-- START OF Data listing --
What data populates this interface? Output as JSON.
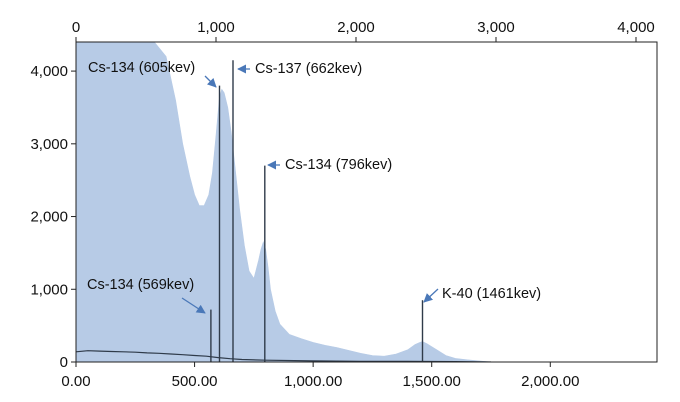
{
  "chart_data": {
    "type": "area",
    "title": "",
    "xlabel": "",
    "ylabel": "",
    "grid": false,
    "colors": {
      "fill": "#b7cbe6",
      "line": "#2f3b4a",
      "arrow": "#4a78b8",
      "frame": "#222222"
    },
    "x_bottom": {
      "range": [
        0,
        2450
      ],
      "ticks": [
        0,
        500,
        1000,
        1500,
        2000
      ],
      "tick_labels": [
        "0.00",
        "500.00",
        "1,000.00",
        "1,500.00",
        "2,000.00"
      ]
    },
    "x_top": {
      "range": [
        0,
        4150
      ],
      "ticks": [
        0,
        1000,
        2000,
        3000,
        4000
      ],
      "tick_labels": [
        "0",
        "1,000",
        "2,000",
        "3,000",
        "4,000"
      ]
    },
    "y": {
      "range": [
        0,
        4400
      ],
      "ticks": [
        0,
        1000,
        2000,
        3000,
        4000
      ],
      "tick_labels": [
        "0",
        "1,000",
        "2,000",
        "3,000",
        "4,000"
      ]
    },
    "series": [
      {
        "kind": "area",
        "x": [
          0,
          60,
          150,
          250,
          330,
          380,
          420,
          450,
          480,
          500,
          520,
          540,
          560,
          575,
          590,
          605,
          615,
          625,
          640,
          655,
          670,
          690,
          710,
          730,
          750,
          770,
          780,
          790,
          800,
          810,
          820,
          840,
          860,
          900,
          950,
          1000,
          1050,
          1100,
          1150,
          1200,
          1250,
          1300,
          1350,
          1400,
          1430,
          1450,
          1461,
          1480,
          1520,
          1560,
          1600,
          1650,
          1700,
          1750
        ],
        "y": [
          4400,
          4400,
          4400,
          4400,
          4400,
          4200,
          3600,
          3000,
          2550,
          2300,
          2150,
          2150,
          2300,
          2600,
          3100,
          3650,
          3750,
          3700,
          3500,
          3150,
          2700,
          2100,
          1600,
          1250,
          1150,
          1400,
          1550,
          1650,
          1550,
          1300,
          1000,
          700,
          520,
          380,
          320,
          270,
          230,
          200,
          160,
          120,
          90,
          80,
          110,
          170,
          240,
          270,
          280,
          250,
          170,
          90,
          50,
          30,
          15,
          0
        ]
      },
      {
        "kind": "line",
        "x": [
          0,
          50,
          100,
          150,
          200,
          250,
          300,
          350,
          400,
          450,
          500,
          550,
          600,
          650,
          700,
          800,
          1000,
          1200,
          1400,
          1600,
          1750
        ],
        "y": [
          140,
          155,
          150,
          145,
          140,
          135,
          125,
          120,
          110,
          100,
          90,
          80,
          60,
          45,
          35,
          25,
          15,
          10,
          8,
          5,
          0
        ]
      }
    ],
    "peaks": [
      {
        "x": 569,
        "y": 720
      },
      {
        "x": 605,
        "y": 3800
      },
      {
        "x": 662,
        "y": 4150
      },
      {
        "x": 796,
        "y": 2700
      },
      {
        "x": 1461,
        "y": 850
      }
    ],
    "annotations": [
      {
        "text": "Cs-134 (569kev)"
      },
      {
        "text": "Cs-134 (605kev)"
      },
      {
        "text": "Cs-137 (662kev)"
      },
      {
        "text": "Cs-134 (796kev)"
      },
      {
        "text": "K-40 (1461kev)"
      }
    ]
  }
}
-- END OF Data listing --
* To be done: Exclude the pictures, and transcribe all of the material exactly.

* Answer:
What data populates this interface? Output as JSON.
{
  "chart_data": {
    "type": "area",
    "title": "",
    "xlabel": "",
    "ylabel": "",
    "grid": false,
    "colors": {
      "fill": "#b7cbe6",
      "line": "#2f3b4a",
      "arrow": "#4a78b8",
      "frame": "#222222"
    },
    "x_bottom": {
      "range": [
        0,
        2450
      ],
      "ticks": [
        0,
        500,
        1000,
        1500,
        2000
      ],
      "tick_labels": [
        "0.00",
        "500.00",
        "1,000.00",
        "1,500.00",
        "2,000.00"
      ]
    },
    "x_top": {
      "range": [
        0,
        4150
      ],
      "ticks": [
        0,
        1000,
        2000,
        3000,
        4000
      ],
      "tick_labels": [
        "0",
        "1,000",
        "2,000",
        "3,000",
        "4,000"
      ]
    },
    "y": {
      "range": [
        0,
        4400
      ],
      "ticks": [
        0,
        1000,
        2000,
        3000,
        4000
      ],
      "tick_labels": [
        "0",
        "1,000",
        "2,000",
        "3,000",
        "4,000"
      ]
    },
    "series": [
      {
        "kind": "area",
        "x": [
          0,
          60,
          150,
          250,
          330,
          380,
          420,
          450,
          480,
          500,
          520,
          540,
          560,
          575,
          590,
          605,
          615,
          625,
          640,
          655,
          670,
          690,
          710,
          730,
          750,
          770,
          780,
          790,
          800,
          810,
          820,
          840,
          860,
          900,
          950,
          1000,
          1050,
          1100,
          1150,
          1200,
          1250,
          1300,
          1350,
          1400,
          1430,
          1450,
          1461,
          1480,
          1520,
          1560,
          1600,
          1650,
          1700,
          1750
        ],
        "y": [
          4400,
          4400,
          4400,
          4400,
          4400,
          4200,
          3600,
          3000,
          2550,
          2300,
          2150,
          2150,
          2300,
          2600,
          3100,
          3650,
          3750,
          3700,
          3500,
          3150,
          2700,
          2100,
          1600,
          1250,
          1150,
          1400,
          1550,
          1650,
          1550,
          1300,
          1000,
          700,
          520,
          380,
          320,
          270,
          230,
          200,
          160,
          120,
          90,
          80,
          110,
          170,
          240,
          270,
          280,
          250,
          170,
          90,
          50,
          30,
          15,
          0
        ]
      },
      {
        "kind": "line",
        "x": [
          0,
          50,
          100,
          150,
          200,
          250,
          300,
          350,
          400,
          450,
          500,
          550,
          600,
          650,
          700,
          800,
          1000,
          1200,
          1400,
          1600,
          1750
        ],
        "y": [
          140,
          155,
          150,
          145,
          140,
          135,
          125,
          120,
          110,
          100,
          90,
          80,
          60,
          45,
          35,
          25,
          15,
          10,
          8,
          5,
          0
        ]
      }
    ],
    "peaks": [
      {
        "x": 569,
        "y": 720
      },
      {
        "x": 605,
        "y": 3800
      },
      {
        "x": 662,
        "y": 4150
      },
      {
        "x": 796,
        "y": 2700
      },
      {
        "x": 1461,
        "y": 850
      }
    ],
    "annotations": [
      {
        "text": "Cs-134 (569kev)"
      },
      {
        "text": "Cs-134 (605kev)"
      },
      {
        "text": "Cs-137 (662kev)"
      },
      {
        "text": "Cs-134 (796kev)"
      },
      {
        "text": "K-40 (1461kev)"
      }
    ]
  }
}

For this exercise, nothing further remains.